• _What to do_:
Scan the material that follows. Copy every line containing the word "text".

(Stored items)

*****

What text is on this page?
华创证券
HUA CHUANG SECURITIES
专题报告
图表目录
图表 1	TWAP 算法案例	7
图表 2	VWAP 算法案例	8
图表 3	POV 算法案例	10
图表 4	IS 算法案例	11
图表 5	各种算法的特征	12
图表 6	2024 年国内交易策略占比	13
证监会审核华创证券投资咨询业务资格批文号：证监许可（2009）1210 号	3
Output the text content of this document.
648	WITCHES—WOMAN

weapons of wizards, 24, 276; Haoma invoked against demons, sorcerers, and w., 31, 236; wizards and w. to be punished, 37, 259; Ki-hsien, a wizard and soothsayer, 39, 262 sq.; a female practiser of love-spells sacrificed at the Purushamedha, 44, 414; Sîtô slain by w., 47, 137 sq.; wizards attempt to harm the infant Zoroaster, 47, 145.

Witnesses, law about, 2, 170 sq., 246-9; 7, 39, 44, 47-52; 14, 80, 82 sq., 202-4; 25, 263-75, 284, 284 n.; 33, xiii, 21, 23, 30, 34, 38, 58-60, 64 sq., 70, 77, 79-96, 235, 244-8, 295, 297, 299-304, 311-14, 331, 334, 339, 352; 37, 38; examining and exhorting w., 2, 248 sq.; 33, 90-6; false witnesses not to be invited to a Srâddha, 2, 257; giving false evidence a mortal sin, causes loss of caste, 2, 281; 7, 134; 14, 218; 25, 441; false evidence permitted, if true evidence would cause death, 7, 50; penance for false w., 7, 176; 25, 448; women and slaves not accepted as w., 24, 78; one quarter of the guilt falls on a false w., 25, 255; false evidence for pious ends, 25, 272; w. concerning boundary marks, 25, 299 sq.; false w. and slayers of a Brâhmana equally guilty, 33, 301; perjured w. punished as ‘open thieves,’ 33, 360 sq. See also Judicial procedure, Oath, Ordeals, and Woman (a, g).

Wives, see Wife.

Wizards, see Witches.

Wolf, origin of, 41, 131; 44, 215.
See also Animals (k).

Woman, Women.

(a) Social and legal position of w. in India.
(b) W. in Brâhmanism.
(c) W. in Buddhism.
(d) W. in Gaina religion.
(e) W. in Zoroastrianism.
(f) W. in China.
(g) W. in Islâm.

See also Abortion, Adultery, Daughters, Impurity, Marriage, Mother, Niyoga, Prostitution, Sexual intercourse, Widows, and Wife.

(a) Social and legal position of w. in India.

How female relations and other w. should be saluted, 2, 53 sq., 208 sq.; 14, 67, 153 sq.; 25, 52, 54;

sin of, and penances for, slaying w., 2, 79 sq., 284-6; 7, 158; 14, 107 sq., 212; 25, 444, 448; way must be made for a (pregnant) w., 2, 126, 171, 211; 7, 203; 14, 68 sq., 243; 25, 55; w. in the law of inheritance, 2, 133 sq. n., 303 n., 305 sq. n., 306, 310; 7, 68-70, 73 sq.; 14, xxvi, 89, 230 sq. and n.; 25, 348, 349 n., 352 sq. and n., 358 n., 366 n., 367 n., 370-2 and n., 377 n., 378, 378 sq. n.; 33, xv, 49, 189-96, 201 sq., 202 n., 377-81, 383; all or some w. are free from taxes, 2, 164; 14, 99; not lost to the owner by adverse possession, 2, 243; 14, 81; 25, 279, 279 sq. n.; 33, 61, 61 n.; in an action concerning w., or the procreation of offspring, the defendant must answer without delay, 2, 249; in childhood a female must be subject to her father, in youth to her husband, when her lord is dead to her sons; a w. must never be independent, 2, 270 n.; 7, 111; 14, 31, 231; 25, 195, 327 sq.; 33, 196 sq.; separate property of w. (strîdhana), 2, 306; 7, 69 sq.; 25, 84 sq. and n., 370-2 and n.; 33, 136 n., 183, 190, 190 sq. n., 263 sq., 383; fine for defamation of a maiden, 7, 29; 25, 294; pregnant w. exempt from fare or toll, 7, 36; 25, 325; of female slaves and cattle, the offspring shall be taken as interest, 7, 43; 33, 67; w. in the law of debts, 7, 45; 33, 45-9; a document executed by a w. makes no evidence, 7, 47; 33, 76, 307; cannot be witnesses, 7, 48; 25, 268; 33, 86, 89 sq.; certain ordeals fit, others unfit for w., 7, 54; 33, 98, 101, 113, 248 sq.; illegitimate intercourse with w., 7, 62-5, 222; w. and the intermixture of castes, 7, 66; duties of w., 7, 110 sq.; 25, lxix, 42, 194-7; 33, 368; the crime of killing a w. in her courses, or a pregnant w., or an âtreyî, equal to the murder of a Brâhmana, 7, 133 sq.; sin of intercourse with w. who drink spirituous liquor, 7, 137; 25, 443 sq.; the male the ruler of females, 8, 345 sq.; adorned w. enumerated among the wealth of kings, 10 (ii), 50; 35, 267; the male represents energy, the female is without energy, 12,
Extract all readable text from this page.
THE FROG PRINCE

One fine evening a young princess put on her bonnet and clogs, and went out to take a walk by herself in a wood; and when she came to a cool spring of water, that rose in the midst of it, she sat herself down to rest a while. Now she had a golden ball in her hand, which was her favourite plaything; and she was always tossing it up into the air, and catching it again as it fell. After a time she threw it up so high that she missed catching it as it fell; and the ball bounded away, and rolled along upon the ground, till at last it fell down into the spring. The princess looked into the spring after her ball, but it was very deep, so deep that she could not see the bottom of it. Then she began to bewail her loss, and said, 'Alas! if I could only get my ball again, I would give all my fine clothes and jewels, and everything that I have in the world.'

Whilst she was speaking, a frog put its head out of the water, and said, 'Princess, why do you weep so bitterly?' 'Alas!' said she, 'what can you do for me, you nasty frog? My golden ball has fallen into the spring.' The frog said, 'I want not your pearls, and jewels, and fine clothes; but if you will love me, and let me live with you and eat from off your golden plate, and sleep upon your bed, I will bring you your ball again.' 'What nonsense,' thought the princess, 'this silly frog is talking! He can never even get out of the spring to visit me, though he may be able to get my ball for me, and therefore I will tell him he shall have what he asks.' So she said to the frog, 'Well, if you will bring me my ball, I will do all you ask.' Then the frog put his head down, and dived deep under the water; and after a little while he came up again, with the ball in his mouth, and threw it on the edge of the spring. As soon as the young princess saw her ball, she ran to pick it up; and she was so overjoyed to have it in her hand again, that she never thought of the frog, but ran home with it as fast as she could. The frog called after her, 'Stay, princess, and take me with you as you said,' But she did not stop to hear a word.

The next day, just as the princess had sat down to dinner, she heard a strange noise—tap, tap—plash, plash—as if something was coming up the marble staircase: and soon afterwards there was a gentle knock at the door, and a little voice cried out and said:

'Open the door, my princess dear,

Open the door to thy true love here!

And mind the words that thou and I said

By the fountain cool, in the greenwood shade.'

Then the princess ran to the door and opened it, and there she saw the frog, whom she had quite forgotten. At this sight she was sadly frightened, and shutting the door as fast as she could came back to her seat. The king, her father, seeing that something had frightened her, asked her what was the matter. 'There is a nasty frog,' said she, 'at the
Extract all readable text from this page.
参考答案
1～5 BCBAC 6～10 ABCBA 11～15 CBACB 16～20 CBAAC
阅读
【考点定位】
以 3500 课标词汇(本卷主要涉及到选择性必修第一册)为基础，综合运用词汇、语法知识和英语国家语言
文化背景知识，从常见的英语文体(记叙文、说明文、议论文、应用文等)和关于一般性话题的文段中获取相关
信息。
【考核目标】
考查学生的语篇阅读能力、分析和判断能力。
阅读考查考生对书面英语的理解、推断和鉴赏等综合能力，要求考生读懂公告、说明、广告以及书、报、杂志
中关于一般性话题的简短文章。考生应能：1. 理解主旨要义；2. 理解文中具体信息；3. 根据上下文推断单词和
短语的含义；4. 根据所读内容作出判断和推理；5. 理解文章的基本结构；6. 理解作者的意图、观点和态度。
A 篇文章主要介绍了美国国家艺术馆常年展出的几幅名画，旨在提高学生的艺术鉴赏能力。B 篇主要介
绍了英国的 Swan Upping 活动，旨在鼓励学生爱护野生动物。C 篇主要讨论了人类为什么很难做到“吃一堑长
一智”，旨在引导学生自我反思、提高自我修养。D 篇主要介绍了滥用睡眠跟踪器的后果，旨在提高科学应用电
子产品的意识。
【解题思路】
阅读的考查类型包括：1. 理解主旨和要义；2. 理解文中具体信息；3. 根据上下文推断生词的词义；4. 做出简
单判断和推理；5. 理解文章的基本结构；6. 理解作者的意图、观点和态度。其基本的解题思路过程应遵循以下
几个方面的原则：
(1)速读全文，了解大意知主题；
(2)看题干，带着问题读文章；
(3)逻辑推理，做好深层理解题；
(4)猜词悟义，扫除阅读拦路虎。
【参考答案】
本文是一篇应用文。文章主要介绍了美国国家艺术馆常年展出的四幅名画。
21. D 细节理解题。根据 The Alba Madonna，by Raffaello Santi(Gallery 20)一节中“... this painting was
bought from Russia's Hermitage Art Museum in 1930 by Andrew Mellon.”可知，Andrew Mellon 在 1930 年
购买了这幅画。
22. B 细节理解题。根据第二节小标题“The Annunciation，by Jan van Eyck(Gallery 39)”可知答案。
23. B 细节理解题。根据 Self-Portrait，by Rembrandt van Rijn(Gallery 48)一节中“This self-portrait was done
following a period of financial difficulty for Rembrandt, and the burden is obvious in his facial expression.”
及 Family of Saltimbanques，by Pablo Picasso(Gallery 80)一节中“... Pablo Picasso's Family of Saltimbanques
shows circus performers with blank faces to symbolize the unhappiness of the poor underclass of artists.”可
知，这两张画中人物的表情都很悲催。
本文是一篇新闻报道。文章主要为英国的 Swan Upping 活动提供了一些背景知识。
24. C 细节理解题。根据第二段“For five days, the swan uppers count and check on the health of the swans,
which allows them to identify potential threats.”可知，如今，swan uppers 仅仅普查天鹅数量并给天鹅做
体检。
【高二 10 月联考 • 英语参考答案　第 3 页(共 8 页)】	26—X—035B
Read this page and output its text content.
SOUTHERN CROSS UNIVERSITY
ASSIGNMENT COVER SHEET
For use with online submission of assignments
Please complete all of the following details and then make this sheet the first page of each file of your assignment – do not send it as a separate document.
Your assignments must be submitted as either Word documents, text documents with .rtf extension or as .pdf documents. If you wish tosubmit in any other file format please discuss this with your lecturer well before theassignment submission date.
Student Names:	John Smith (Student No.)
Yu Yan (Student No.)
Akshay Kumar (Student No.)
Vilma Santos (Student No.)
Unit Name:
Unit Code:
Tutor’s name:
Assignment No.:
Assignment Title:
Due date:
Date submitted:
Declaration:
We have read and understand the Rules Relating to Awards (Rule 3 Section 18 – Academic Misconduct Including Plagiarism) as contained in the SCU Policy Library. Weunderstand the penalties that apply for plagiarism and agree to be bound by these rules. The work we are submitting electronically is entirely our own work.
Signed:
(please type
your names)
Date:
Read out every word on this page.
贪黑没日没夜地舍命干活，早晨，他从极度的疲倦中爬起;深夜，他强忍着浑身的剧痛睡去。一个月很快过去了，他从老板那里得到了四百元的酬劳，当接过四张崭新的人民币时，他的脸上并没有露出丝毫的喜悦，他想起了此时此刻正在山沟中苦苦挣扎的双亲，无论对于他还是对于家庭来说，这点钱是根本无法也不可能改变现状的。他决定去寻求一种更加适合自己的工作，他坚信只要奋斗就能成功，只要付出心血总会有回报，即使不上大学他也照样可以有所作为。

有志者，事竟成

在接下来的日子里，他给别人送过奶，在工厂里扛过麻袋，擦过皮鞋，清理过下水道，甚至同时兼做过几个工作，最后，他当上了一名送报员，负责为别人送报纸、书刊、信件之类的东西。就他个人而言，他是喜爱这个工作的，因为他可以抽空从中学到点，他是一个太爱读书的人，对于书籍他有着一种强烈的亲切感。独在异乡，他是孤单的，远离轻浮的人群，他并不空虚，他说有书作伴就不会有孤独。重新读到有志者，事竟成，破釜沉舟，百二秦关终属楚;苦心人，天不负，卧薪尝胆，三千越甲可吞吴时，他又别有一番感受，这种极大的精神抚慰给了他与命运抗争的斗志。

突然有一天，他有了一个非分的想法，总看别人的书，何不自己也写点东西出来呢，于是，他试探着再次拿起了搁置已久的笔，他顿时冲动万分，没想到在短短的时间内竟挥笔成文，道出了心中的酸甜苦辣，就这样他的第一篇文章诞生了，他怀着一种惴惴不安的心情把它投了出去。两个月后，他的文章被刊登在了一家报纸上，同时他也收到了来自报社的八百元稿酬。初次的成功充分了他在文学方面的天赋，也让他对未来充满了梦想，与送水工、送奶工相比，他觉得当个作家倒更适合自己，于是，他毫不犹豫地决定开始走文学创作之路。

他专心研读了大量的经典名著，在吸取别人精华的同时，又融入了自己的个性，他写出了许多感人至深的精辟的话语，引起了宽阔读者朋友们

*****

• _Written answer_:
What text is on this page?
Output the text content of this document.
Extract all readable text from this page.
Extract all readable text from this page.
Read this page and output its text content.
Your assignments must be submitted as either Word documents, text documents with .rtf extension or as .pdf documents. If you wish tosubmit in any other file format please discuss this with your lecturer well before theassignment submission date.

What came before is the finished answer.